◆ **DO THIS**
State how many lines of the entries hold the string "punkt", and nothing more.

--- BEGIN ---

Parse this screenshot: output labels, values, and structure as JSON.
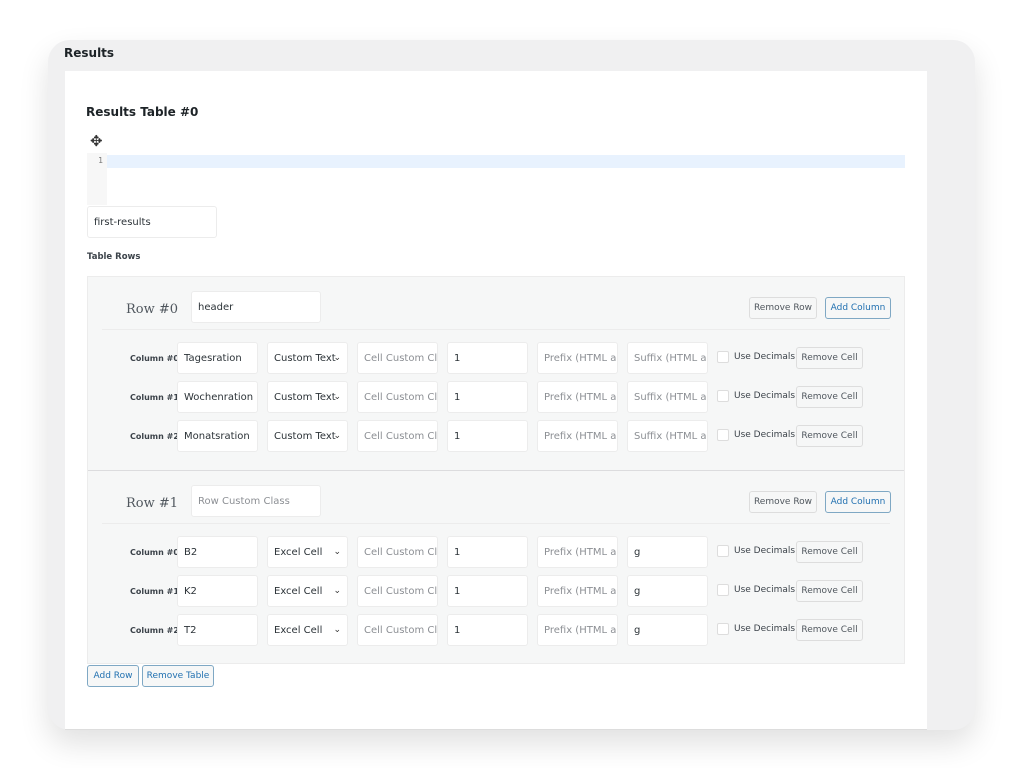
{
  "section_title": "Results",
  "table_title": "Results Table #0",
  "editor": {
    "line_number": "1"
  },
  "table_class": "first-results",
  "table_rows_label": "Table Rows",
  "rows": [
    {
      "title": "Row #0",
      "class_value": "header",
      "class_placeholder": "Row Custom Class",
      "remove_row": "Remove Row",
      "add_column": "Add Column",
      "columns": [
        {
          "label": "Column #0",
          "value": "Tagesration",
          "type": "Custom Text",
          "cell_class_placeholder": "Cell Custom Cla",
          "colspan": "1",
          "prefix_placeholder": "Prefix (HTML all",
          "suffix": "",
          "suffix_placeholder": "Suffix (HTML all",
          "use_decimals": "Use Decimals",
          "checked": false,
          "remove_cell": "Remove Cell"
        },
        {
          "label": "Column #1",
          "value": "Wochenration",
          "type": "Custom Text",
          "cell_class_placeholder": "Cell Custom Cla",
          "colspan": "1",
          "prefix_placeholder": "Prefix (HTML all",
          "suffix": "",
          "suffix_placeholder": "Suffix (HTML all",
          "use_decimals": "Use Decimals",
          "checked": false,
          "remove_cell": "Remove Cell"
        },
        {
          "label": "Column #2",
          "value": "Monatsration",
          "type": "Custom Text",
          "cell_class_placeholder": "Cell Custom Cla",
          "colspan": "1",
          "prefix_placeholder": "Prefix (HTML all",
          "suffix": "",
          "suffix_placeholder": "Suffix (HTML all",
          "use_decimals": "Use Decimals",
          "checked": false,
          "remove_cell": "Remove Cell"
        }
      ]
    },
    {
      "title": "Row #1",
      "class_value": "",
      "class_placeholder": "Row Custom Class",
      "remove_row": "Remove Row",
      "add_column": "Add Column",
      "columns": [
        {
          "label": "Column #0",
          "value": "B2",
          "type": "Excel Cell",
          "cell_class_placeholder": "Cell Custom Cla",
          "colspan": "1",
          "prefix_placeholder": "Prefix (HTML all",
          "suffix": "g",
          "suffix_placeholder": "Suffix (HTML all",
          "use_decimals": "Use Decimals",
          "checked": false,
          "remove_cell": "Remove Cell"
        },
        {
          "label": "Column #1",
          "value": "K2",
          "type": "Excel Cell",
          "cell_class_placeholder": "Cell Custom Cla",
          "colspan": "1",
          "prefix_placeholder": "Prefix (HTML all",
          "suffix": "g",
          "suffix_placeholder": "Suffix (HTML all",
          "use_decimals": "Use Decimals",
          "checked": false,
          "remove_cell": "Remove Cell"
        },
        {
          "label": "Column #2",
          "value": "T2",
          "type": "Excel Cell",
          "cell_class_placeholder": "Cell Custom Cla",
          "colspan": "1",
          "prefix_placeholder": "Prefix (HTML all",
          "suffix": "g",
          "suffix_placeholder": "Suffix (HTML all",
          "use_decimals": "Use Decimals",
          "checked": false,
          "remove_cell": "Remove Cell"
        }
      ]
    }
  ],
  "add_row": "Add Row",
  "remove_table": "Remove Table",
  "icons": {
    "move": "move-arrows-icon",
    "chevron": "chevron-down-icon"
  }
}
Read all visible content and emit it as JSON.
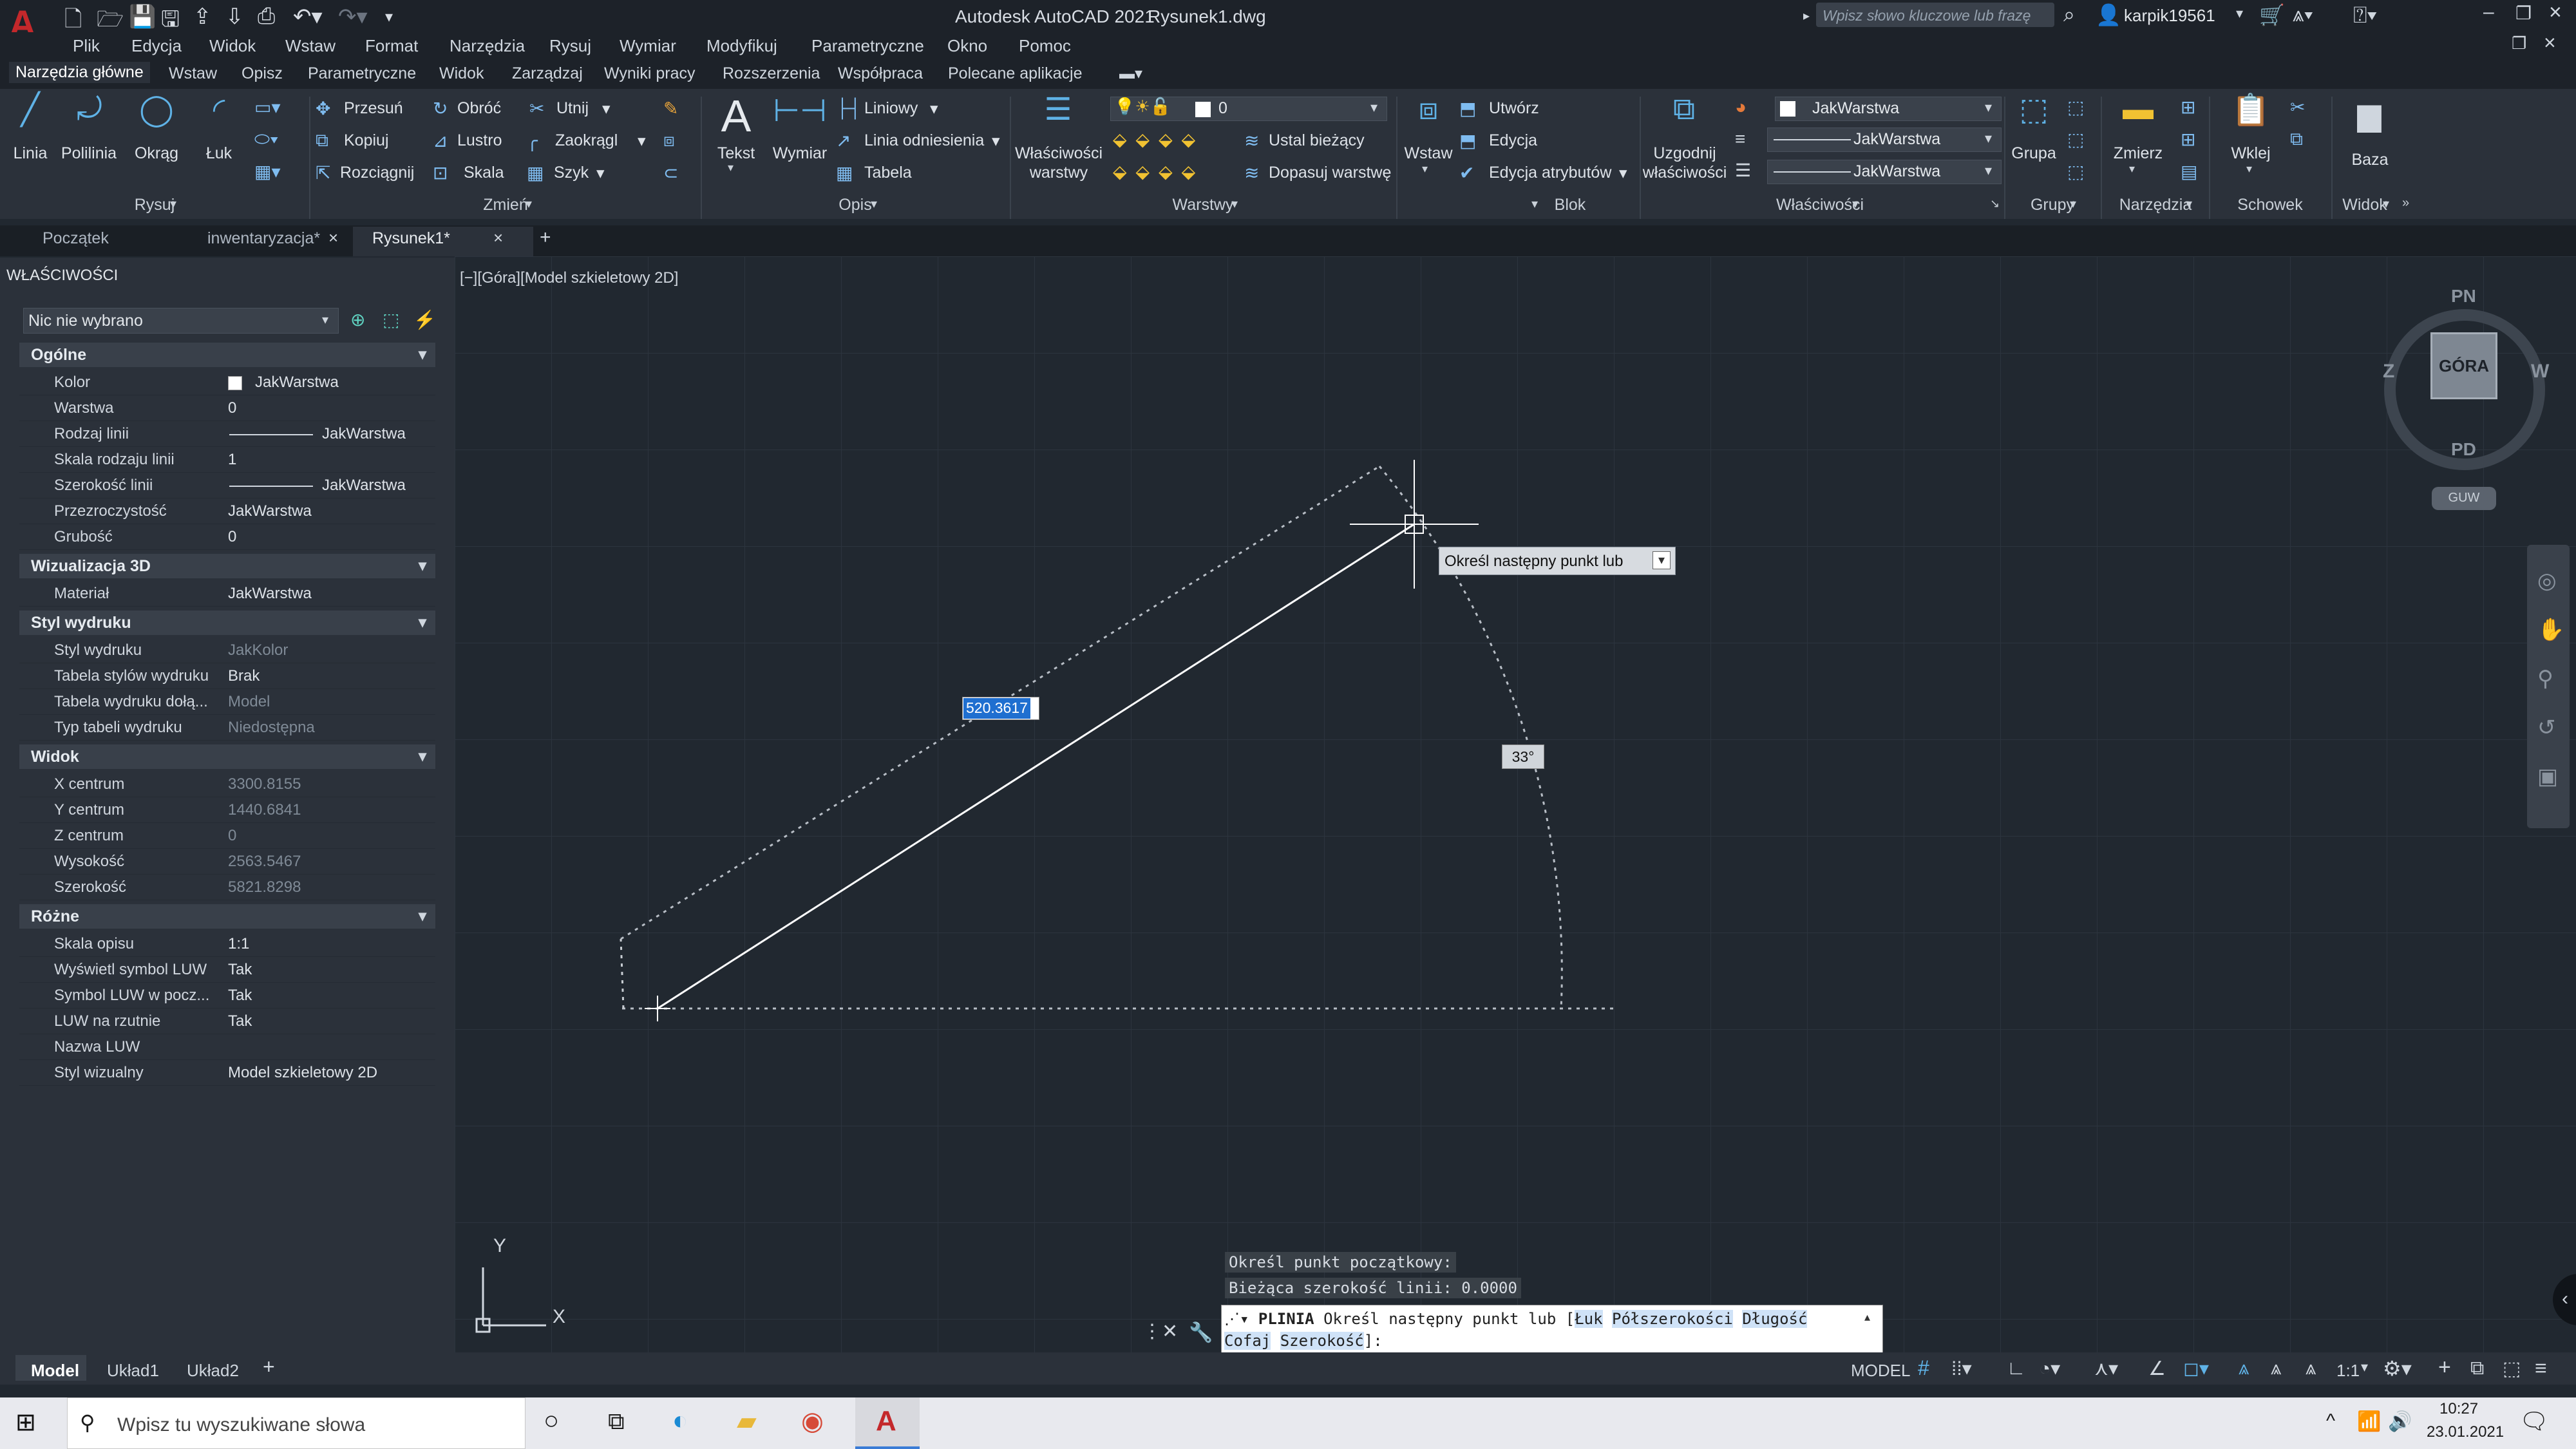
{
  "titlebar": {
    "app_title": "Autodesk AutoCAD 2021",
    "file_title": "Rysunek1.dwg",
    "search_placeholder": "Wpisz słowo kluczowe lub frazę",
    "user": "karpik19561"
  },
  "menubar": [
    "Plik",
    "Edycja",
    "Widok",
    "Wstaw",
    "Format",
    "Narzędzia",
    "Rysuj",
    "Wymiar",
    "Modyfikuj",
    "Parametryczne",
    "Okno",
    "Pomoc"
  ],
  "ribbon_tabs": [
    "Narzędzia główne",
    "Wstaw",
    "Opisz",
    "Parametryczne",
    "Widok",
    "Zarządzaj",
    "Wyniki pracy",
    "Rozszerzenia",
    "Współpraca",
    "Polecane aplikacje"
  ],
  "ribbon": {
    "draw": {
      "linia": "Linia",
      "polilinia": "Polilinia",
      "okrag": "Okrąg",
      "luk": "Łuk",
      "group": "Rysuj"
    },
    "modify": {
      "przesun": "Przesuń",
      "obroc": "Obróć",
      "utnij": "Utnij",
      "kopiuj": "Kopiuj",
      "lustro": "Lustro",
      "zaokraglij": "Zaokrągl",
      "rozciagnij": "Rozciągnij",
      "skala": "Skala",
      "szyk": "Szyk",
      "group": "Zmień"
    },
    "annotation": {
      "tekst": "Tekst",
      "wymiar": "Wymiar",
      "liniowy": "Liniowy",
      "linia_odniesienia": "Linia odniesienia",
      "tabela": "Tabela",
      "group": "Opis"
    },
    "layers": {
      "wlasciwosci_warstwy_1": "Właściwości",
      "wlasciwosci_warstwy_2": "warstwy",
      "layer_value": "0",
      "ustal_biezacy": "Ustal bieżący",
      "dopasuj_warstwe": "Dopasuj warstwę",
      "group": "Warstwy"
    },
    "block": {
      "wstaw": "Wstaw",
      "utworz": "Utwórz",
      "edycja": "Edycja",
      "edycja_atrybutow": "Edycja atrybutów",
      "group": "Blok"
    },
    "properties": {
      "uzgodnij_1": "Uzgodnij",
      "uzgodnij_2": "właściwości",
      "color_value": "JakWarstwa",
      "linetype_value": "JakWarstwa",
      "lineweight_value": "JakWarstwa",
      "group": "Właściwości"
    },
    "groups": {
      "grupa": "Grupa",
      "group": "Grupy"
    },
    "utilities": {
      "zmierz": "Zmierz",
      "group": "Narzędzia"
    },
    "clipboard": {
      "wklej": "Wklej",
      "group": "Schowek"
    },
    "view": {
      "baza": "Baza",
      "group": "Widok"
    }
  },
  "doc_tabs": [
    "Początek",
    "inwentaryzacja*",
    "Rysunek1*"
  ],
  "palette": {
    "title": "WŁAŚCIWOŚCI",
    "selection": "Nic nie wybrano",
    "sections": [
      {
        "name": "Ogólne",
        "rows": [
          {
            "label": "Kolor",
            "value": "JakWarstwa",
            "kind": "color"
          },
          {
            "label": "Warstwa",
            "value": "0"
          },
          {
            "label": "Rodzaj linii",
            "value": "JakWarstwa",
            "kind": "line"
          },
          {
            "label": "Skala rodzaju linii",
            "value": "1"
          },
          {
            "label": "Szerokość linii",
            "value": "JakWarstwa",
            "kind": "line"
          },
          {
            "label": "Przezroczystość",
            "value": "JakWarstwa"
          },
          {
            "label": "Grubość",
            "value": "0"
          }
        ]
      },
      {
        "name": "Wizualizacja 3D",
        "rows": [
          {
            "label": "Materiał",
            "value": "JakWarstwa"
          }
        ]
      },
      {
        "name": "Styl wydruku",
        "rows": [
          {
            "label": "Styl wydruku",
            "value": "JakKolor",
            "dim": true
          },
          {
            "label": "Tabela stylów wydruku",
            "value": "Brak"
          },
          {
            "label": "Tabela wydruku dołą...",
            "value": "Model",
            "dim": true
          },
          {
            "label": "Typ tabeli wydruku",
            "value": "Niedostępna",
            "dim": true
          }
        ]
      },
      {
        "name": "Widok",
        "rows": [
          {
            "label": "X centrum",
            "value": "3300.8155",
            "dim": true
          },
          {
            "label": "Y centrum",
            "value": "1440.6841",
            "dim": true
          },
          {
            "label": "Z centrum",
            "value": "0",
            "dim": true
          },
          {
            "label": "Wysokość",
            "value": "2563.5467",
            "dim": true
          },
          {
            "label": "Szerokość",
            "value": "5821.8298",
            "dim": true
          }
        ]
      },
      {
        "name": "Różne",
        "rows": [
          {
            "label": "Skala opisu",
            "value": "1:1"
          },
          {
            "label": "Wyświetl symbol LUW",
            "value": "Tak"
          },
          {
            "label": "Symbol LUW w pocz...",
            "value": "Tak"
          },
          {
            "label": "LUW na rzutnie",
            "value": "Tak"
          },
          {
            "label": "Nazwa LUW",
            "value": ""
          },
          {
            "label": "Styl wizualny",
            "value": "Model szkieletowy 2D"
          }
        ]
      }
    ]
  },
  "canvas": {
    "viewport_label": "[−][Góra][Model szkieletowy 2D]",
    "tooltip": "Określ następny punkt lub",
    "length_input": "520.3617",
    "angle_input": "33°",
    "viewcube": {
      "n": "PN",
      "s": "PD",
      "w": "Z",
      "e": "W",
      "top": "GÓRA",
      "wcs": "GUW"
    },
    "ucs": {
      "x": "X",
      "y": "Y"
    }
  },
  "command": {
    "history": [
      "Określ punkt początkowy:",
      "Bieżąca szerokość linii: 0.0000"
    ],
    "prompt_cmd": "PLINIA",
    "prompt_text": "Określ następny punkt lub [",
    "options": [
      "Łuk",
      "Półszerokości",
      "Długość",
      "Cofaj",
      "Szerokość"
    ],
    "prompt_end": "]:"
  },
  "layout_tabs": [
    "Model",
    "Układ1",
    "Układ2"
  ],
  "statusbar": {
    "model": "MODEL",
    "scale": "1:1"
  },
  "taskbar": {
    "search": "Wpisz tu wyszukiwane słowa",
    "time": "10:27",
    "date": "23.01.2021"
  }
}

--- END ---

◆ **FULL ANSWER**
3